## DATA TO USE

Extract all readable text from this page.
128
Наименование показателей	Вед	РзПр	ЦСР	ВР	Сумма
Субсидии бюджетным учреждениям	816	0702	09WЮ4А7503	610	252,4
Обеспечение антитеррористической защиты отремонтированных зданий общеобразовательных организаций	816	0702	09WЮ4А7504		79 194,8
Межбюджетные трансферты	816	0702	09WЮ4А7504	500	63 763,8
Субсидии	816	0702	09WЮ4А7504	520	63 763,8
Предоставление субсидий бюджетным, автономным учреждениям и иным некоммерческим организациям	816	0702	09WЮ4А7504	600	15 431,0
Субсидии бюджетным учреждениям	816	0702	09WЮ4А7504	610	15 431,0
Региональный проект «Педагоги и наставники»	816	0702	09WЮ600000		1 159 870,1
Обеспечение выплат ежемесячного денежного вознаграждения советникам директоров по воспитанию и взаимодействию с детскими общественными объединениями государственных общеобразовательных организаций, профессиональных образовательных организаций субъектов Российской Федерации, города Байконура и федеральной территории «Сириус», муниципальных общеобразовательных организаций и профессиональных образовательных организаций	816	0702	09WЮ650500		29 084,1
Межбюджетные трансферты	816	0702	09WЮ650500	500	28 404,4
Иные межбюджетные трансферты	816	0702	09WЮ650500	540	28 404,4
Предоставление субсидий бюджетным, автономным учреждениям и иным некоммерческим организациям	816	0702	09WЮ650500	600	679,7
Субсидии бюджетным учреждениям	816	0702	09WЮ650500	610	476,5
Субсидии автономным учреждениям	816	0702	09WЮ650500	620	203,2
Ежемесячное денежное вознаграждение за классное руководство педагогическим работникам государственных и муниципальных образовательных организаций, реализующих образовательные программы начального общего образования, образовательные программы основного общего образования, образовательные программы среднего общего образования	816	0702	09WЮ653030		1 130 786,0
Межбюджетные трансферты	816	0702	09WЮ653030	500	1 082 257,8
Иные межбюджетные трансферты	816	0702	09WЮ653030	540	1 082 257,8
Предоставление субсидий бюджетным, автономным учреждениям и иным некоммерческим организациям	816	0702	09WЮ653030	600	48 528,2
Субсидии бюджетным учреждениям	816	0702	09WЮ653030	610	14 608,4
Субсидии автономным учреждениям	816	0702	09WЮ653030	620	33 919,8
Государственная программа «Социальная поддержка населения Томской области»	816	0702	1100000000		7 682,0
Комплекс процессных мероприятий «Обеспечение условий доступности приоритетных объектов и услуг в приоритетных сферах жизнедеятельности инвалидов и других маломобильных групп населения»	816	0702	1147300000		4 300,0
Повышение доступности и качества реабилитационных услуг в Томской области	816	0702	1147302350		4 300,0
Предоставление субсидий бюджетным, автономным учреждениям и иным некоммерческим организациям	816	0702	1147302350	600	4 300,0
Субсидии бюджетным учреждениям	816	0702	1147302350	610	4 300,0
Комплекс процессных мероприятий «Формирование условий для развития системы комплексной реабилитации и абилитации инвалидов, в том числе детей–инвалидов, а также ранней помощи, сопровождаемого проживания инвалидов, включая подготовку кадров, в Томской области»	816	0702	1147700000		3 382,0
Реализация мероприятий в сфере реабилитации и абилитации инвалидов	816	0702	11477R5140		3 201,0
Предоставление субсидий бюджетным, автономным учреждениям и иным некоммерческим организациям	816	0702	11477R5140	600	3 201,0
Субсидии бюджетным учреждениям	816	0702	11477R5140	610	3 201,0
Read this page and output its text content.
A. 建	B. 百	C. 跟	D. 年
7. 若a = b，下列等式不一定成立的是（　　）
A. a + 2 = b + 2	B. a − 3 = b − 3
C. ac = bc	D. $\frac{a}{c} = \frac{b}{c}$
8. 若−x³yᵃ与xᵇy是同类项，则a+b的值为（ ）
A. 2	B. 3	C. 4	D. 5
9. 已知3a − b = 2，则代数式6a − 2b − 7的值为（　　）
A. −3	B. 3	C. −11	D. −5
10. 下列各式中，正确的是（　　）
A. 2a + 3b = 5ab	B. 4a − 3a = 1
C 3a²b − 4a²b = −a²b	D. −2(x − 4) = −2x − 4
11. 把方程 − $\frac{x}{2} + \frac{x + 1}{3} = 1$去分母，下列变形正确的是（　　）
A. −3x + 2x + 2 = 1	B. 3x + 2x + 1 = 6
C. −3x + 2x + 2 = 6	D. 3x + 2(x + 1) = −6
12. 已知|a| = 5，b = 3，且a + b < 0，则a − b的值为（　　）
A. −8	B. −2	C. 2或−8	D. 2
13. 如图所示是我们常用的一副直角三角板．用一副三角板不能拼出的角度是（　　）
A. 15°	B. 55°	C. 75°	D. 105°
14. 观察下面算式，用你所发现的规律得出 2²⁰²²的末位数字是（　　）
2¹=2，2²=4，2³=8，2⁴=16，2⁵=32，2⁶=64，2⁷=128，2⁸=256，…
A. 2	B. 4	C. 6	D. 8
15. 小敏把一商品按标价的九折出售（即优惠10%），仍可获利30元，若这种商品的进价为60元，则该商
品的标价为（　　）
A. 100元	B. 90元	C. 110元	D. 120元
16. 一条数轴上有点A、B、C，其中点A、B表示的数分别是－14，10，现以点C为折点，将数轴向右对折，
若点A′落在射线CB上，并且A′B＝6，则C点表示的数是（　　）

## EXERCISE DESCRIPTION
Copy the material above back out, exactly as written.

## RESPONSE TO THIS EXERCISE
Extract all readable text from this page.
128
Наименование показателей	Вед	РзПр	ЦСР	ВР	Сумма
Субсидии бюджетным учреждениям	816	0702	09WЮ4А7503	610	252,4
Обеспечение антитеррористической защиты отремонтированных зданий общеобразовательных организаций	816	0702	09WЮ4А7504		79 194,8
Межбюджетные трансферты	816	0702	09WЮ4А7504	500	63 763,8
Субсидии	816	0702	09WЮ4А7504	520	63 763,8
Предоставление субсидий бюджетным, автономным учреждениям и иным некоммерческим организациям	816	0702	09WЮ4А7504	600	15 431,0
Субсидии бюджетным учреждениям	816	0702	09WЮ4А7504	610	15 431,0
Региональный проект «Педагоги и наставники»	816	0702	09WЮ600000		1 159 870,1
Обеспечение выплат ежемесячного денежного вознаграждения советникам директоров по воспитанию и взаимодействию с детскими общественными объединениями государственных общеобразовательных организаций, профессиональных образовательных организаций субъектов Российской Федерации, города Байконура и федеральной территории «Сириус», муниципальных общеобразовательных организаций и профессиональных образовательных организаций	816	0702	09WЮ650500		29 084,1
Межбюджетные трансферты	816	0702	09WЮ650500	500	28 404,4
Иные межбюджетные трансферты	816	0702	09WЮ650500	540	28 404,4
Предоставление субсидий бюджетным, автономным учреждениям и иным некоммерческим организациям	816	0702	09WЮ650500	600	679,7
Субсидии бюджетным учреждениям	816	0702	09WЮ650500	610	476,5
Субсидии автономным учреждениям	816	0702	09WЮ650500	620	203,2
Ежемесячное денежное вознаграждение за классное руководство педагогическим работникам государственных и муниципальных образовательных организаций, реализующих образовательные программы начального общего образования, образовательные программы основного общего образования, образовательные программы среднего общего образования	816	0702	09WЮ653030		1 130 786,0
Межбюджетные трансферты	816	0702	09WЮ653030	500	1 082 257,8
Иные межбюджетные трансферты	816	0702	09WЮ653030	540	1 082 257,8
Предоставление субсидий бюджетным, автономным учреждениям и иным некоммерческим организациям	816	0702	09WЮ653030	600	48 528,2
Субсидии бюджетным учреждениям	816	0702	09WЮ653030	610	14 608,4
Субсидии автономным учреждениям	816	0702	09WЮ653030	620	33 919,8
Государственная программа «Социальная поддержка населения Томской области»	816	0702	1100000000		7 682,0
Комплекс процессных мероприятий «Обеспечение условий доступности приоритетных объектов и услуг в приоритетных сферах жизнедеятельности инвалидов и других маломобильных групп населения»	816	0702	1147300000		4 300,0
Повышение доступности и качества реабилитационных услуг в Томской области	816	0702	1147302350		4 300,0
Предоставление субсидий бюджетным, автономным учреждениям и иным некоммерческим организациям	816	0702	1147302350	600	4 300,0
Субсидии бюджетным учреждениям	816	0702	1147302350	610	4 300,0
Комплекс процессных мероприятий «Формирование условий для развития системы комплексной реабилитации и абилитации инвалидов, в том числе детей–инвалидов, а также ранней помощи, сопровождаемого проживания инвалидов, включая подготовку кадров, в Томской области»	816	0702	1147700000		3 382,0
Реализация мероприятий в сфере реабилитации и абилитации инвалидов	816	0702	11477R5140		3 201,0
Предоставление субсидий бюджетным, автономным учреждениям и иным некоммерческим организациям	816	0702	11477R5140	600	3 201,0
Субсидии бюджетным учреждениям	816	0702	11477R5140	610	3 201,0
Read this page and output its text content.
A. 建	B. 百	C. 跟	D. 年
7. 若a = b，下列等式不一定成立的是（　　）
A. a + 2 = b + 2	B. a − 3 = b − 3
C. ac = bc	D. $\frac{a}{c} = \frac{b}{c}$
8. 若−x³yᵃ与xᵇy是同类项，则a+b的值为（ ）
A. 2	B. 3	C. 4	D. 5
9. 已知3a − b = 2，则代数式6a − 2b − 7的值为（　　）
A. −3	B. 3	C. −11	D. −5
10. 下列各式中，正确的是（　　）
A. 2a + 3b = 5ab	B. 4a − 3a = 1
C 3a²b − 4a²b = −a²b	D. −2(x − 4) = −2x − 4
11. 把方程 − $\frac{x}{2} + \frac{x + 1}{3} = 1$去分母，下列变形正确的是（　　）
A. −3x + 2x + 2 = 1	B. 3x + 2x + 1 = 6
C. −3x + 2x + 2 = 6	D. 3x + 2(x + 1) = −6
12. 已知|a| = 5，b = 3，且a + b < 0，则a − b的值为（　　）
A. −8	B. −2	C. 2或−8	D. 2
13. 如图所示是我们常用的一副直角三角板．用一副三角板不能拼出的角度是（　　）
A. 15°	B. 55°	C. 75°	D. 105°
14. 观察下面算式，用你所发现的规律得出 2²⁰²²的末位数字是（　　）
2¹=2，2²=4，2³=8，2⁴=16，2⁵=32，2⁶=64，2⁷=128，2⁸=256，…
A. 2	B. 4	C. 6	D. 8
15. 小敏把一商品按标价的九折出售（即优惠10%），仍可获利30元，若这种商品的进价为60元，则该商
品的标价为（　　）
A. 100元	B. 90元	C. 110元	D. 120元
16. 一条数轴上有点A、B、C，其中点A、B表示的数分别是－14，10，现以点C为折点，将数轴向右对折，
若点A′落在射线CB上，并且A′B＝6，则C点表示的数是（　　）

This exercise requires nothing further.